▶ **Exercise brief**:
The answer is a single number: how many lines hold the string "color".
#### Extracted information
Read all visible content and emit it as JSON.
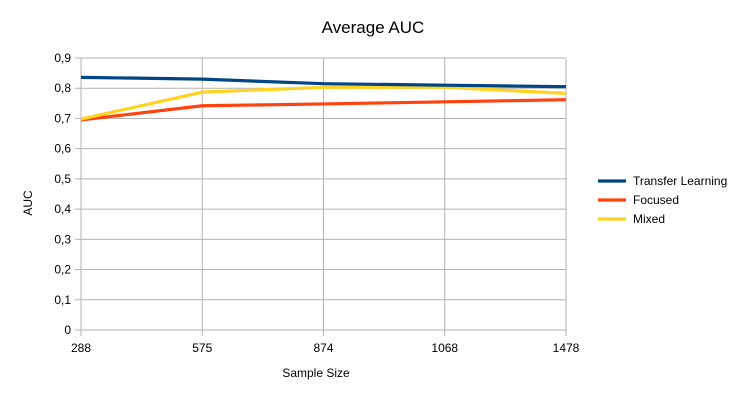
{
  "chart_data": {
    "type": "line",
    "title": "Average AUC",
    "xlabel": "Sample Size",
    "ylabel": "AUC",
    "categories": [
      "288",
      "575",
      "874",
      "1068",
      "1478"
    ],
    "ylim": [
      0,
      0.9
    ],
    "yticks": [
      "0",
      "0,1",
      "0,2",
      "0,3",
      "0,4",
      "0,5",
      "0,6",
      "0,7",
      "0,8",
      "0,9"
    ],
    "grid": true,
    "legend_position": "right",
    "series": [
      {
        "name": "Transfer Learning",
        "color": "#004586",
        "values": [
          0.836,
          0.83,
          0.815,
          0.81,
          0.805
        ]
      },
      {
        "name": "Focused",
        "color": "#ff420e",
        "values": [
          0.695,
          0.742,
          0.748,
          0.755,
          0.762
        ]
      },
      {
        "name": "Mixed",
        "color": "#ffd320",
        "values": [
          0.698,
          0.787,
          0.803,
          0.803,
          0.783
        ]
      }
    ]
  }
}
########
#### Extracted information
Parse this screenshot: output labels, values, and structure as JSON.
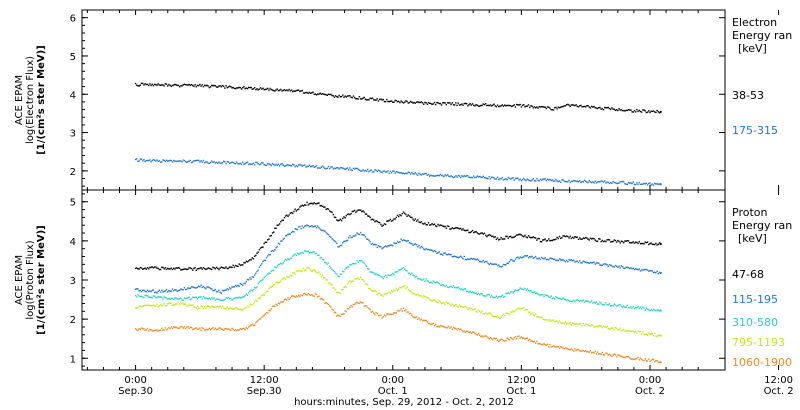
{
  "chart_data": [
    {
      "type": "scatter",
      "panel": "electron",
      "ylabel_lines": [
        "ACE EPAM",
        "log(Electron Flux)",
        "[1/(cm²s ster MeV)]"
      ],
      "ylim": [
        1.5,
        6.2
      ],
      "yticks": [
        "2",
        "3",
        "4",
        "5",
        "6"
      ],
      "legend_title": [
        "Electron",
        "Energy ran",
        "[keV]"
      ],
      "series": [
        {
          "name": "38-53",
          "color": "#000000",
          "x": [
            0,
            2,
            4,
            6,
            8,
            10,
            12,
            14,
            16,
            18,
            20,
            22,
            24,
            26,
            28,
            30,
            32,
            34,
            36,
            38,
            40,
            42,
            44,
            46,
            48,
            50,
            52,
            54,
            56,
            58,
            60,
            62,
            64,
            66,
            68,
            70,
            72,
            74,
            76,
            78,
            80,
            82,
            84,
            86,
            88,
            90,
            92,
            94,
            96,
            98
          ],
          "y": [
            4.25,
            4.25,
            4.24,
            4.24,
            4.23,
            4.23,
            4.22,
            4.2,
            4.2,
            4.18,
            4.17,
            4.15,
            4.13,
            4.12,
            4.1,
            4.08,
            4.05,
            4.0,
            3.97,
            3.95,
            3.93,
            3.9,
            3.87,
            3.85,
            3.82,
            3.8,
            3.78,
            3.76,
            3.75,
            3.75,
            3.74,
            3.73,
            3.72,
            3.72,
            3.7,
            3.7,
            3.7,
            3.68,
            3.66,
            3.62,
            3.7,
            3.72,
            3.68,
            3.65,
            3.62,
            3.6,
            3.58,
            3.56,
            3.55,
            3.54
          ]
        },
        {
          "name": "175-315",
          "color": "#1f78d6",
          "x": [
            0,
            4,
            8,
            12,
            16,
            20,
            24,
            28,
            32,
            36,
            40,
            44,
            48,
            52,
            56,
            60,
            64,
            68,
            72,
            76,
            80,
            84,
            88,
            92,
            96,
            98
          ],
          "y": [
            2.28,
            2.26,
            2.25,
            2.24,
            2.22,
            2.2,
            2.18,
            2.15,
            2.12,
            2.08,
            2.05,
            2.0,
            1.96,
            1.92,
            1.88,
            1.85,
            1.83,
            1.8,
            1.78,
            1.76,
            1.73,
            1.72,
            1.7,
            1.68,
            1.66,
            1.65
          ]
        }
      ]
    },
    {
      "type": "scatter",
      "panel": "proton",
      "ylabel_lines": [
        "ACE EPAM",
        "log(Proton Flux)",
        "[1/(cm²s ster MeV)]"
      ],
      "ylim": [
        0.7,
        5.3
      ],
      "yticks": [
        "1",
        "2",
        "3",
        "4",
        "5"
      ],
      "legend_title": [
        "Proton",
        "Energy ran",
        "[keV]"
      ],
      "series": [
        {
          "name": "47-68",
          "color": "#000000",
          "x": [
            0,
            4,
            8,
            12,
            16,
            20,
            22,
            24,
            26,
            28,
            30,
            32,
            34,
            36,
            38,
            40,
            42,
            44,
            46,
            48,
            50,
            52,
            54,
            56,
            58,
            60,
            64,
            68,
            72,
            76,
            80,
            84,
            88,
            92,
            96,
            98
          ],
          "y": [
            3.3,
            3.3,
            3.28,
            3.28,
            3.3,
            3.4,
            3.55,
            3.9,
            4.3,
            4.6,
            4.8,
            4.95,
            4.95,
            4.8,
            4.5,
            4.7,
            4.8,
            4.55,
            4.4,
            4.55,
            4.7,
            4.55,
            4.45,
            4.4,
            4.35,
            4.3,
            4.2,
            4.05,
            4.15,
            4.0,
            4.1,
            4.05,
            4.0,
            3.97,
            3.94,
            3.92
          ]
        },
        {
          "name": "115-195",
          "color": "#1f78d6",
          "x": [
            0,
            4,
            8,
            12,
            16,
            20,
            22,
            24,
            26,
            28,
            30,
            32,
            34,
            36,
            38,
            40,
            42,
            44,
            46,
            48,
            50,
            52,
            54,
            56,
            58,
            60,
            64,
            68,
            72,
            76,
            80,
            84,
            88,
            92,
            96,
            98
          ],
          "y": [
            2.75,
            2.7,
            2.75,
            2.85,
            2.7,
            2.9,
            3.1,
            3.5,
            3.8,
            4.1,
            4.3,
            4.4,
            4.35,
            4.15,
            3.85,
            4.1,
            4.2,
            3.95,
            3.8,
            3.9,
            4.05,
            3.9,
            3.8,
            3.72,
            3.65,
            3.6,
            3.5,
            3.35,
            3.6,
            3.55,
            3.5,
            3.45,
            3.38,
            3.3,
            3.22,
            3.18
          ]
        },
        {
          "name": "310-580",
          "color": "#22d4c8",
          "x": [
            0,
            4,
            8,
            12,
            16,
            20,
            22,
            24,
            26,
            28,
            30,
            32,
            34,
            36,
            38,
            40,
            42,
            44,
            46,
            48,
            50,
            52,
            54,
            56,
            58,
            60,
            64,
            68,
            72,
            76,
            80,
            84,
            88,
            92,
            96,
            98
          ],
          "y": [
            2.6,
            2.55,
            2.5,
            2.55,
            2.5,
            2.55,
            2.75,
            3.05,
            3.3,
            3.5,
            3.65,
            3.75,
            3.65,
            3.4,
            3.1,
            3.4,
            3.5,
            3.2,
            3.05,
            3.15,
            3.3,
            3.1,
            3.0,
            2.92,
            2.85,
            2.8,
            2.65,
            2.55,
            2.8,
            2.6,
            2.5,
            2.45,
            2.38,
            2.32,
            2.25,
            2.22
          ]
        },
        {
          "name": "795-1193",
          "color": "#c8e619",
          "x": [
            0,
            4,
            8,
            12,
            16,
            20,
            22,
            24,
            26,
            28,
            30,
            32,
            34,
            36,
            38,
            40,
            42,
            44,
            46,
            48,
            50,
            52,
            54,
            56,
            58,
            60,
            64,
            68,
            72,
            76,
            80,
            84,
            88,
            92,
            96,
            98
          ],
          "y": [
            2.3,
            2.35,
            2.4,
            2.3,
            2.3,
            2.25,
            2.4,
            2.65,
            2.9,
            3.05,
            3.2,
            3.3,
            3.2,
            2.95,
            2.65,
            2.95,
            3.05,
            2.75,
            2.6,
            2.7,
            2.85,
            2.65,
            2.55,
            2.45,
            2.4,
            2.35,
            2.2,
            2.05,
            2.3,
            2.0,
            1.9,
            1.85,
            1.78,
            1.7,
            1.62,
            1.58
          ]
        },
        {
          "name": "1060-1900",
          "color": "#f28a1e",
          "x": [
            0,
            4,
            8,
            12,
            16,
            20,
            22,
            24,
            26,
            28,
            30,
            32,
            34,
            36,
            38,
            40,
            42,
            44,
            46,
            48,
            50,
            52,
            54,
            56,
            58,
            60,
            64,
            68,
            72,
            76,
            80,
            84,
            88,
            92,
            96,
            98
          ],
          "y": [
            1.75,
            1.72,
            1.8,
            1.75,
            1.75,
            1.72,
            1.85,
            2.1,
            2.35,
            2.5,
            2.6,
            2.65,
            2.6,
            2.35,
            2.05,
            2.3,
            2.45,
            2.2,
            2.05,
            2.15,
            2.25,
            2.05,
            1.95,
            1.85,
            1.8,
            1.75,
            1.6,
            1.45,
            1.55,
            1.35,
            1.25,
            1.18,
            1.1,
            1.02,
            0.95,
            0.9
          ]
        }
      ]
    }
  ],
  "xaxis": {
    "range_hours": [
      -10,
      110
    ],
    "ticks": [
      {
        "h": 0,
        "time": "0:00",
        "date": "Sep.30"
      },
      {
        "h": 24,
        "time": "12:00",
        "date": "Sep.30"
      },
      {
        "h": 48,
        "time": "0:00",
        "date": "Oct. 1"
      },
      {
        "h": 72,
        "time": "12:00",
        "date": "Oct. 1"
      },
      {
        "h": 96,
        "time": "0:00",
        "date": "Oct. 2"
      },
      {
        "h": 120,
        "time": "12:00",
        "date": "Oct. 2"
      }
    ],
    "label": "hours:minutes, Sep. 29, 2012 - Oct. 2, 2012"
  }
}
########
▶ **Task output**:
10